## [OBJECTIVE]
All of the entries must be reproduced exactly, with no images carried over.

## [GIVEN RECORDS]
:::::

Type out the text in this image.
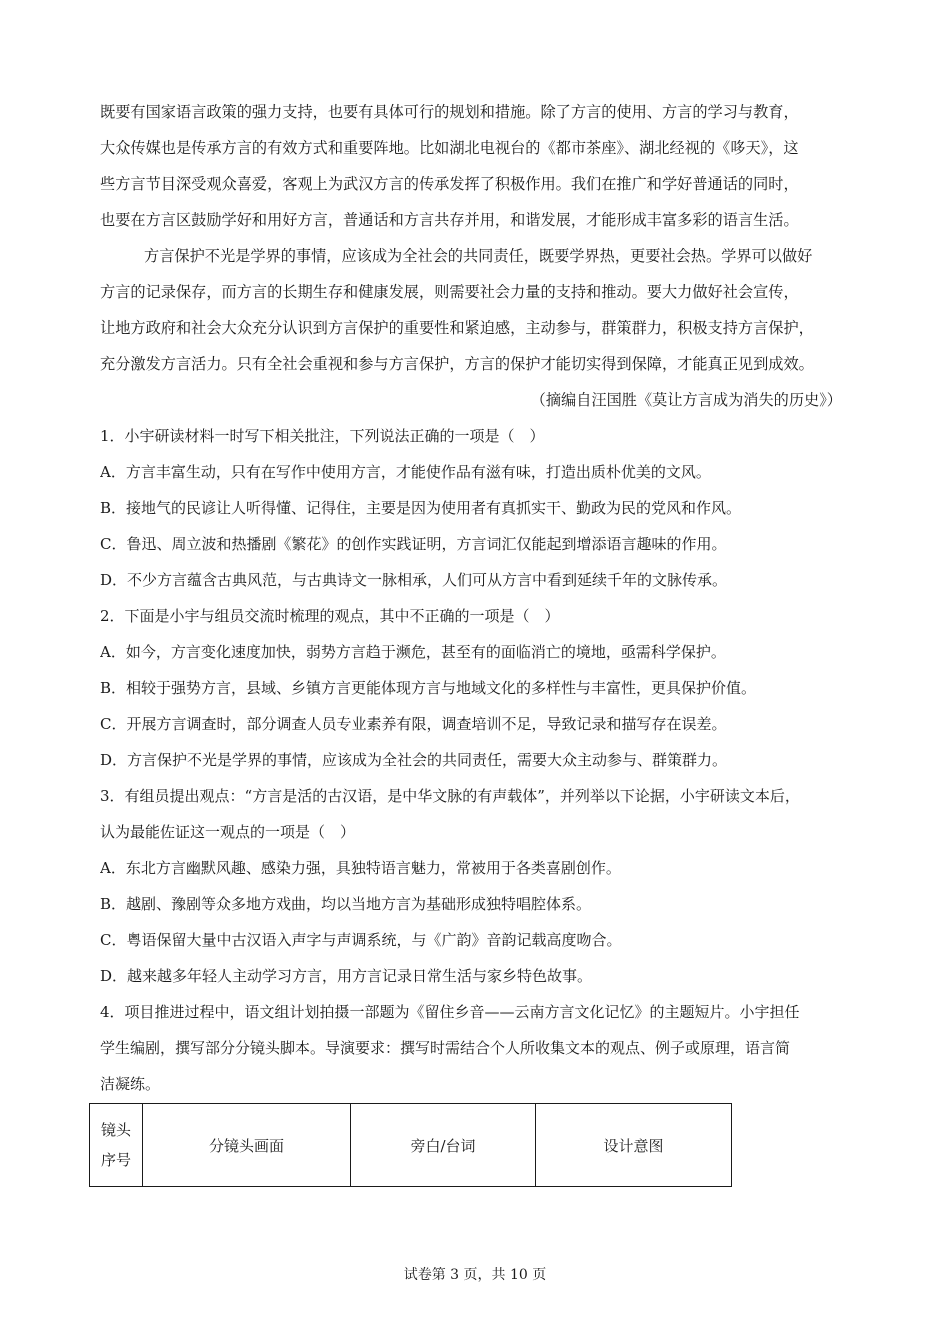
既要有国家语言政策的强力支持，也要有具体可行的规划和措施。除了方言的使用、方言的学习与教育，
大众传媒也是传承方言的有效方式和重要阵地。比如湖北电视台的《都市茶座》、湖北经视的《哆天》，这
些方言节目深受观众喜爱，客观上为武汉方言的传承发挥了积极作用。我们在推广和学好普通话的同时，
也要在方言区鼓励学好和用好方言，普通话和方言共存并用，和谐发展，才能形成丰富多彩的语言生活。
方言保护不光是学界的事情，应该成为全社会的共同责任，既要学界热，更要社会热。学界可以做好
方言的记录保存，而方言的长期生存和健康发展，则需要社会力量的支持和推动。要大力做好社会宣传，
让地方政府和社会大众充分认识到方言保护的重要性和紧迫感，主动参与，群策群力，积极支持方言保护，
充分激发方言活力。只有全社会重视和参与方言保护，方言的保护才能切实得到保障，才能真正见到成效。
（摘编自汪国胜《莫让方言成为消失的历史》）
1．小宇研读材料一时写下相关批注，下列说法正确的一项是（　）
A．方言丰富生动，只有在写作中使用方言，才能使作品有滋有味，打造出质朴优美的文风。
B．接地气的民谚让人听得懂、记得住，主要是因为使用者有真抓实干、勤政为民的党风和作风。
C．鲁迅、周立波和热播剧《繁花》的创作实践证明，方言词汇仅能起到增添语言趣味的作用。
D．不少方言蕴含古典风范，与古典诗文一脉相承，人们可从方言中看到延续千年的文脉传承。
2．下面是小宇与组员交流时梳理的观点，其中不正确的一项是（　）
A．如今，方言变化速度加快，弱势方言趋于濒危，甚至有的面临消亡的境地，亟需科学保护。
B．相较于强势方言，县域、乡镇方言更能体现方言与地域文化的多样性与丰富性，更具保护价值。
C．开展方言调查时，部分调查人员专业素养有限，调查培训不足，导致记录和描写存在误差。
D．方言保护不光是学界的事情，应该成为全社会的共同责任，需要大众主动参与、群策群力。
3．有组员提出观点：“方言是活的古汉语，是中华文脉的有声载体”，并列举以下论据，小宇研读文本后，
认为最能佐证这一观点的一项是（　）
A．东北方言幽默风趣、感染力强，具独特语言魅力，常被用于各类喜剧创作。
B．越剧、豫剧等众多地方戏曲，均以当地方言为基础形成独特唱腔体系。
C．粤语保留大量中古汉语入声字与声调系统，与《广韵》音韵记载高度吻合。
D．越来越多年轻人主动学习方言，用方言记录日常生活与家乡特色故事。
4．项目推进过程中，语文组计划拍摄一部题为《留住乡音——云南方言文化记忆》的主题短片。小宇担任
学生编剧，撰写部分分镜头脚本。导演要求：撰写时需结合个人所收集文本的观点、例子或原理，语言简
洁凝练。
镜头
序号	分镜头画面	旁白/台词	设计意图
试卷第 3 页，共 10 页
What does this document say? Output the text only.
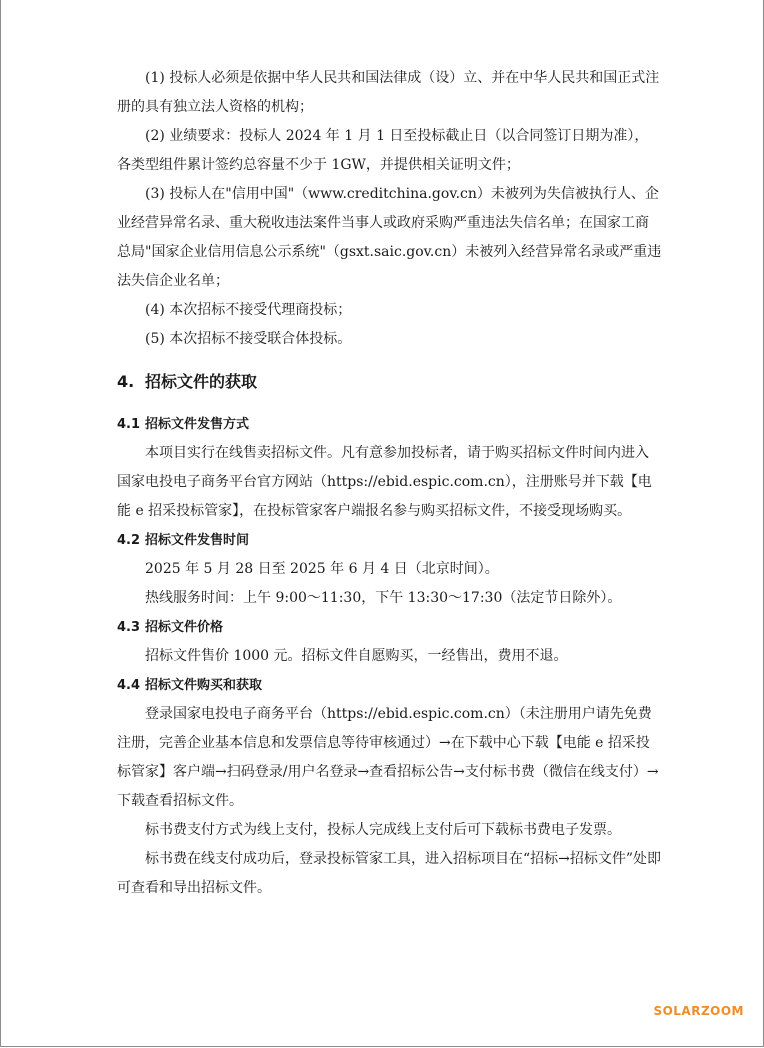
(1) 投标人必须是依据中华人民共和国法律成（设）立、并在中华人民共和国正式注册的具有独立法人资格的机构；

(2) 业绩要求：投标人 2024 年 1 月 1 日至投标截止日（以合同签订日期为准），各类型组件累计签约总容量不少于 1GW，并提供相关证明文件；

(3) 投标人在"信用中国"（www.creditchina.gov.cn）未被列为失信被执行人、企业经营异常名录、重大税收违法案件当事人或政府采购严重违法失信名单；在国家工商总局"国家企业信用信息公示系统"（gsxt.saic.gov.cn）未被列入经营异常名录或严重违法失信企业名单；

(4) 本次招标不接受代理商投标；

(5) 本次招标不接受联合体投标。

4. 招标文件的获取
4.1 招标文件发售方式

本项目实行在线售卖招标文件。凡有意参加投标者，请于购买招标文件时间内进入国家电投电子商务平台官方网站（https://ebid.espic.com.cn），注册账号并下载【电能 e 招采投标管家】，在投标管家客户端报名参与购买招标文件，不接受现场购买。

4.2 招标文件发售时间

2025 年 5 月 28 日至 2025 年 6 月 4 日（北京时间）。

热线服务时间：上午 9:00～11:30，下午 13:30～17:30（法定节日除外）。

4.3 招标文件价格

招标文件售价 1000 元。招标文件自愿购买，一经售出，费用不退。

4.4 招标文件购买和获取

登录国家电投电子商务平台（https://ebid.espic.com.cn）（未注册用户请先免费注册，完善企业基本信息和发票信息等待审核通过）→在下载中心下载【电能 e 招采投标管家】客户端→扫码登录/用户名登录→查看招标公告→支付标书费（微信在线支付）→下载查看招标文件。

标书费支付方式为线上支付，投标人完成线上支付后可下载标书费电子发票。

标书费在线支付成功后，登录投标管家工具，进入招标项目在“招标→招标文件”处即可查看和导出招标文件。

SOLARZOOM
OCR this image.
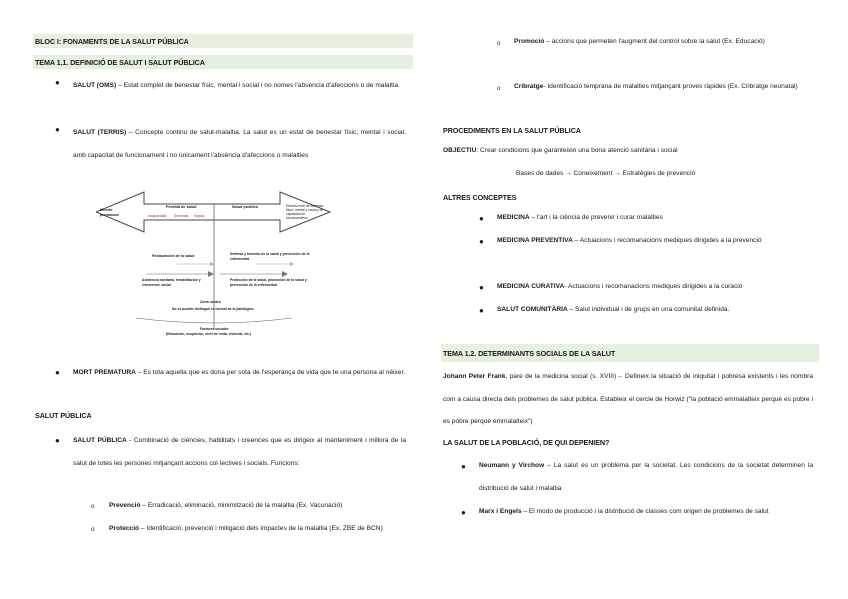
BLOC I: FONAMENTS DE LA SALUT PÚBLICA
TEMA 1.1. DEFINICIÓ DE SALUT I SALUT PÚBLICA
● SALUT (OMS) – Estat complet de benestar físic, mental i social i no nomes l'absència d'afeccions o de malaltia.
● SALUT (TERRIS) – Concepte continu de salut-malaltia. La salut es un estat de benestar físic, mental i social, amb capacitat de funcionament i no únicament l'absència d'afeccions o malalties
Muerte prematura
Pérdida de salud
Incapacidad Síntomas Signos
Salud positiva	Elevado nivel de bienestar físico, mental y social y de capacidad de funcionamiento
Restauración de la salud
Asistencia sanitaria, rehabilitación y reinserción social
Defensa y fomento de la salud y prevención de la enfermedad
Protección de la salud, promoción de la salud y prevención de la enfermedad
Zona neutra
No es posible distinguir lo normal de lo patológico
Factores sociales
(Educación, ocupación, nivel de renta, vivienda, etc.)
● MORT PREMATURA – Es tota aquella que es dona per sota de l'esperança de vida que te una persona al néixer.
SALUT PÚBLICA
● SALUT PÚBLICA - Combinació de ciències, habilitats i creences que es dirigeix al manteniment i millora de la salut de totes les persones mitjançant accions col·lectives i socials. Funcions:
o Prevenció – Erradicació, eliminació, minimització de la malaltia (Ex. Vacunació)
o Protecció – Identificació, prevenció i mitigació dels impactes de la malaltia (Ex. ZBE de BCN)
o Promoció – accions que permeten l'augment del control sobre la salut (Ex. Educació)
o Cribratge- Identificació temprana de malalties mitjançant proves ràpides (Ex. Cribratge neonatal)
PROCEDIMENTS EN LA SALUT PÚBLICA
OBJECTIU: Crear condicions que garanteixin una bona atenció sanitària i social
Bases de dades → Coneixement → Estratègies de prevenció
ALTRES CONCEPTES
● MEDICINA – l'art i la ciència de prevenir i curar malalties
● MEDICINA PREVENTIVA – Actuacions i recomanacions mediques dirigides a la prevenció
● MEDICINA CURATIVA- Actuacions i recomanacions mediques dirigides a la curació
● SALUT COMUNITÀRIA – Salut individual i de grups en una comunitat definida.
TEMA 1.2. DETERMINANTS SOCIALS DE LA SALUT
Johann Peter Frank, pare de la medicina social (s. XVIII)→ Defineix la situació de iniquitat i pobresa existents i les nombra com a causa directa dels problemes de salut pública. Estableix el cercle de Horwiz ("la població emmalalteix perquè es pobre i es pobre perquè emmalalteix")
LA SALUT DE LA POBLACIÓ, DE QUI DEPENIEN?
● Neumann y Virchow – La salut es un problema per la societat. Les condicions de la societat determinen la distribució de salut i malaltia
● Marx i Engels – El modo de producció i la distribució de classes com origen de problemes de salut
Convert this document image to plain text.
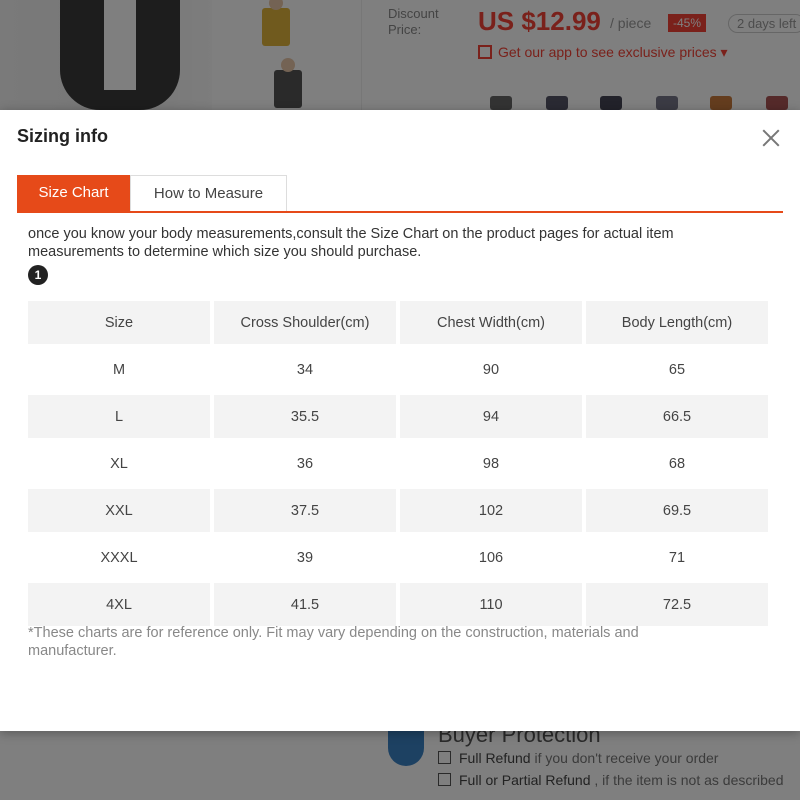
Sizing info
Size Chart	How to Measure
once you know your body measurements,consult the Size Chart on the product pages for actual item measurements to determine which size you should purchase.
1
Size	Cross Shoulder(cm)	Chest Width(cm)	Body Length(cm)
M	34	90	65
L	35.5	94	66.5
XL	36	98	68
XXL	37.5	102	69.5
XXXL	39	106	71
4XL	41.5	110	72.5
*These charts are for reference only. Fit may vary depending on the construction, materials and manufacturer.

:::::

## [RESULT OF THE TASK]
Type out the text in this image.
既要有国家语言政策的强力支持，也要有具体可行的规划和措施。除了方言的使用、方言的学习与教育，
大众传媒也是传承方言的有效方式和重要阵地。比如湖北电视台的《都市茶座》、湖北经视的《哆天》，这
些方言节目深受观众喜爱，客观上为武汉方言的传承发挥了积极作用。我们在推广和学好普通话的同时，
也要在方言区鼓励学好和用好方言，普通话和方言共存并用，和谐发展，才能形成丰富多彩的语言生活。
方言保护不光是学界的事情，应该成为全社会的共同责任，既要学界热，更要社会热。学界可以做好
方言的记录保存，而方言的长期生存和健康发展，则需要社会力量的支持和推动。要大力做好社会宣传，
让地方政府和社会大众充分认识到方言保护的重要性和紧迫感，主动参与，群策群力，积极支持方言保护，
充分激发方言活力。只有全社会重视和参与方言保护，方言的保护才能切实得到保障，才能真正见到成效。
（摘编自汪国胜《莫让方言成为消失的历史》）
1．小宇研读材料一时写下相关批注，下列说法正确的一项是（　）
A．方言丰富生动，只有在写作中使用方言，才能使作品有滋有味，打造出质朴优美的文风。
B．接地气的民谚让人听得懂、记得住，主要是因为使用者有真抓实干、勤政为民的党风和作风。
C．鲁迅、周立波和热播剧《繁花》的创作实践证明，方言词汇仅能起到增添语言趣味的作用。
D．不少方言蕴含古典风范，与古典诗文一脉相承，人们可从方言中看到延续千年的文脉传承。
2．下面是小宇与组员交流时梳理的观点，其中不正确的一项是（　）
A．如今，方言变化速度加快，弱势方言趋于濒危，甚至有的面临消亡的境地，亟需科学保护。
B．相较于强势方言，县域、乡镇方言更能体现方言与地域文化的多样性与丰富性，更具保护价值。
C．开展方言调查时，部分调查人员专业素养有限，调查培训不足，导致记录和描写存在误差。
D．方言保护不光是学界的事情，应该成为全社会的共同责任，需要大众主动参与、群策群力。
3．有组员提出观点：“方言是活的古汉语，是中华文脉的有声载体”，并列举以下论据，小宇研读文本后，
认为最能佐证这一观点的一项是（　）
A．东北方言幽默风趣、感染力强，具独特语言魅力，常被用于各类喜剧创作。
B．越剧、豫剧等众多地方戏曲，均以当地方言为基础形成独特唱腔体系。
C．粤语保留大量中古汉语入声字与声调系统，与《广韵》音韵记载高度吻合。
D．越来越多年轻人主动学习方言，用方言记录日常生活与家乡特色故事。
4．项目推进过程中，语文组计划拍摄一部题为《留住乡音——云南方言文化记忆》的主题短片。小宇担任
学生编剧，撰写部分分镜头脚本。导演要求：撰写时需结合个人所收集文本的观点、例子或原理，语言简
洁凝练。
镜头
序号	分镜头画面	旁白/台词	设计意图
试卷第 3 页，共 10 页
What does this document say? Output the text only.
(1) 投标人必须是依据中华人民共和国法律成（设）立、并在中华人民共和国正式注册的具有独立法人资格的机构；

(2) 业绩要求：投标人 2024 年 1 月 1 日至投标截止日（以合同签订日期为准），各类型组件累计签约总容量不少于 1GW，并提供相关证明文件；

(3) 投标人在"信用中国"（www.creditchina.gov.cn）未被列为失信被执行人、企业经营异常名录、重大税收违法案件当事人或政府采购严重违法失信名单；在国家工商总局"国家企业信用信息公示系统"（gsxt.saic.gov.cn）未被列入经营异常名录或严重违法失信企业名单；

(4) 本次招标不接受代理商投标；

(5) 本次招标不接受联合体投标。

4. 招标文件的获取
4.1 招标文件发售方式

本项目实行在线售卖招标文件。凡有意参加投标者，请于购买招标文件时间内进入国家电投电子商务平台官方网站（https://ebid.espic.com.cn），注册账号并下载【电能 e 招采投标管家】，在投标管家客户端报名参与购买招标文件，不接受现场购买。

4.2 招标文件发售时间

2025 年 5 月 28 日至 2025 年 6 月 4 日（北京时间）。

热线服务时间：上午 9:00～11:30，下午 13:30～17:30（法定节日除外）。

4.3 招标文件价格

招标文件售价 1000 元。招标文件自愿购买，一经售出，费用不退。

4.4 招标文件购买和获取

登录国家电投电子商务平台（https://ebid.espic.com.cn）（未注册用户请先免费注册，完善企业基本信息和发票信息等待审核通过）→在下载中心下载【电能 e 招采投标管家】客户端→扫码登录/用户名登录→查看招标公告→支付标书费（微信在线支付）→下载查看招标文件。

标书费支付方式为线上支付，投标人完成线上支付后可下载标书费电子发票。

标书费在线支付成功后，登录投标管家工具，进入招标项目在“招标→招标文件”处即可查看和导出招标文件。

SOLARZOOM
OCR this image.
BLOC I: FONAMENTS DE LA SALUT PÚBLICA
TEMA 1.1. DEFINICIÓ DE SALUT I SALUT PÚBLICA
● SALUT (OMS) – Estat complet de benestar físic, mental i social i no nomes l'absència d'afeccions o de malaltia.
● SALUT (TERRIS) – Concepte continu de salut-malaltia. La salut es un estat de benestar físic, mental i social, amb capacitat de funcionament i no únicament l'absència d'afeccions o malalties
Muerte prematura
Pérdida de salud
Incapacidad Síntomas Signos
Salud positiva	Elevado nivel de bienestar físico, mental y social y de capacidad de funcionamiento
Restauración de la salud
Asistencia sanitaria, rehabilitación y reinserción social
Defensa y fomento de la salud y prevención de la enfermedad
Protección de la salud, promoción de la salud y prevención de la enfermedad
Zona neutra
No es posible distinguir lo normal de lo patológico
Factores sociales
(Educación, ocupación, nivel de renta, vivienda, etc.)
● MORT PREMATURA – Es tota aquella que es dona per sota de l'esperança de vida que te una persona al néixer.
SALUT PÚBLICA
● SALUT PÚBLICA - Combinació de ciències, habilitats i creences que es dirigeix al manteniment i millora de la salut de totes les persones mitjançant accions col·lectives i socials. Funcions:
o Prevenció – Erradicació, eliminació, minimització de la malaltia (Ex. Vacunació)
o Protecció – Identificació, prevenció i mitigació dels impactes de la malaltia (Ex. ZBE de BCN)
o Promoció – accions que permeten l'augment del control sobre la salut (Ex. Educació)
o Cribratge- Identificació temprana de malalties mitjançant proves ràpides (Ex. Cribratge neonatal)
PROCEDIMENTS EN LA SALUT PÚBLICA
OBJECTIU: Crear condicions que garanteixin una bona atenció sanitària i social
Bases de dades → Coneixement → Estratègies de prevenció
ALTRES CONCEPTES
● MEDICINA – l'art i la ciència de prevenir i curar malalties
● MEDICINA PREVENTIVA – Actuacions i recomanacions mediques dirigides a la prevenció
● MEDICINA CURATIVA- Actuacions i recomanacions mediques dirigides a la curació
● SALUT COMUNITÀRIA – Salut individual i de grups en una comunitat definida.
TEMA 1.2. DETERMINANTS SOCIALS DE LA SALUT
Johann Peter Frank, pare de la medicina social (s. XVIII)→ Defineix la situació de iniquitat i pobresa existents i les nombra com a causa directa dels problemes de salut pública. Estableix el cercle de Horwiz ("la població emmalalteix perquè es pobre i es pobre perquè emmalalteix")
LA SALUT DE LA POBLACIÓ, DE QUI DEPENIEN?
● Neumann y Virchow – La salut es un problema per la societat. Les condicions de la societat determinen la distribució de salut i malaltia
● Marx i Engels – El modo de producció i la distribució de classes com origen de problemes de salut
Convert this document image to plain text.
Sizing info
Size Chart	How to Measure
once you know your body measurements,consult the Size Chart on the product pages for actual item measurements to determine which size you should purchase.
1
Size	Cross Shoulder(cm)	Chest Width(cm)	Body Length(cm)
M	34	90	65
L	35.5	94	66.5
XL	36	98	68
XXL	37.5	102	69.5
XXXL	39	106	71
4XL	41.5	110	72.5
*These charts are for reference only. Fit may vary depending on the construction, materials and manufacturer.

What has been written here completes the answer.